Dataset rows describing interfaces:
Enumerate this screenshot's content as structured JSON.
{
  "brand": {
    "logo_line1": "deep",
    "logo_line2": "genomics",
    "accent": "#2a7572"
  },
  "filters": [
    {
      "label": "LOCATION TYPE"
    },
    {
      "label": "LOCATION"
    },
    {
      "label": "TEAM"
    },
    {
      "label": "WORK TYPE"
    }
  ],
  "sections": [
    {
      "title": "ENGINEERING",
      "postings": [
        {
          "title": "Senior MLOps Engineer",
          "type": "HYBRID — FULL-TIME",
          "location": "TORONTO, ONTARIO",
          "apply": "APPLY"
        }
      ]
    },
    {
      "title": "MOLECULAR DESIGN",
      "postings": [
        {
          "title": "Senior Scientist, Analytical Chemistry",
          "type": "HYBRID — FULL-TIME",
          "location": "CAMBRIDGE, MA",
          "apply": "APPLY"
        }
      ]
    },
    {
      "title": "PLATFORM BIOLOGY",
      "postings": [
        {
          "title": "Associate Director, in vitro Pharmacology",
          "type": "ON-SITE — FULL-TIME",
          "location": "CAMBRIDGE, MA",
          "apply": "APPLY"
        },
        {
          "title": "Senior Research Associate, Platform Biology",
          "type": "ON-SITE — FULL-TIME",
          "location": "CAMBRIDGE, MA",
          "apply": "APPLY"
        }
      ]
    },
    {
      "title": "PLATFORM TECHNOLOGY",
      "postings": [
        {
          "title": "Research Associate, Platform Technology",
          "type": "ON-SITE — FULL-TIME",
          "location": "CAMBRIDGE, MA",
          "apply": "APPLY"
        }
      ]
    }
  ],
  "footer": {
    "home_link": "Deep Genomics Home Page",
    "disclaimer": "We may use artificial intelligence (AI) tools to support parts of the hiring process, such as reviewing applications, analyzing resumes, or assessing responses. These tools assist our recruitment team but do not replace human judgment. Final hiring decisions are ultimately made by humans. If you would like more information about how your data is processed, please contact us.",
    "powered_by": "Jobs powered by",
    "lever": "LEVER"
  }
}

● ASSIGNMENT: Output the data in full, precisely as it appears above.

● WORKED SOLUTION:
Enumerate this screenshot's content as structured JSON.
{
  "brand": {
    "logo_line1": "deep",
    "logo_line2": "genomics",
    "accent": "#2a7572"
  },
  "filters": [
    {
      "label": "LOCATION TYPE"
    },
    {
      "label": "LOCATION"
    },
    {
      "label": "TEAM"
    },
    {
      "label": "WORK TYPE"
    }
  ],
  "sections": [
    {
      "title": "ENGINEERING",
      "postings": [
        {
          "title": "Senior MLOps Engineer",
          "type": "HYBRID — FULL-TIME",
          "location": "TORONTO, ONTARIO",
          "apply": "APPLY"
        }
      ]
    },
    {
      "title": "MOLECULAR DESIGN",
      "postings": [
        {
          "title": "Senior Scientist, Analytical Chemistry",
          "type": "HYBRID — FULL-TIME",
          "location": "CAMBRIDGE, MA",
          "apply": "APPLY"
        }
      ]
    },
    {
      "title": "PLATFORM BIOLOGY",
      "postings": [
        {
          "title": "Associate Director, in vitro Pharmacology",
          "type": "ON-SITE — FULL-TIME",
          "location": "CAMBRIDGE, MA",
          "apply": "APPLY"
        },
        {
          "title": "Senior Research Associate, Platform Biology",
          "type": "ON-SITE — FULL-TIME",
          "location": "CAMBRIDGE, MA",
          "apply": "APPLY"
        }
      ]
    },
    {
      "title": "PLATFORM TECHNOLOGY",
      "postings": [
        {
          "title": "Research Associate, Platform Technology",
          "type": "ON-SITE — FULL-TIME",
          "location": "CAMBRIDGE, MA",
          "apply": "APPLY"
        }
      ]
    }
  ],
  "footer": {
    "home_link": "Deep Genomics Home Page",
    "disclaimer": "We may use artificial intelligence (AI) tools to support parts of the hiring process, such as reviewing applications, analyzing resumes, or assessing responses. These tools assist our recruitment team but do not replace human judgment. Final hiring decisions are ultimately made by humans. If you would like more information about how your data is processed, please contact us.",
    "powered_by": "Jobs powered by",
    "lever": "LEVER"
  }
}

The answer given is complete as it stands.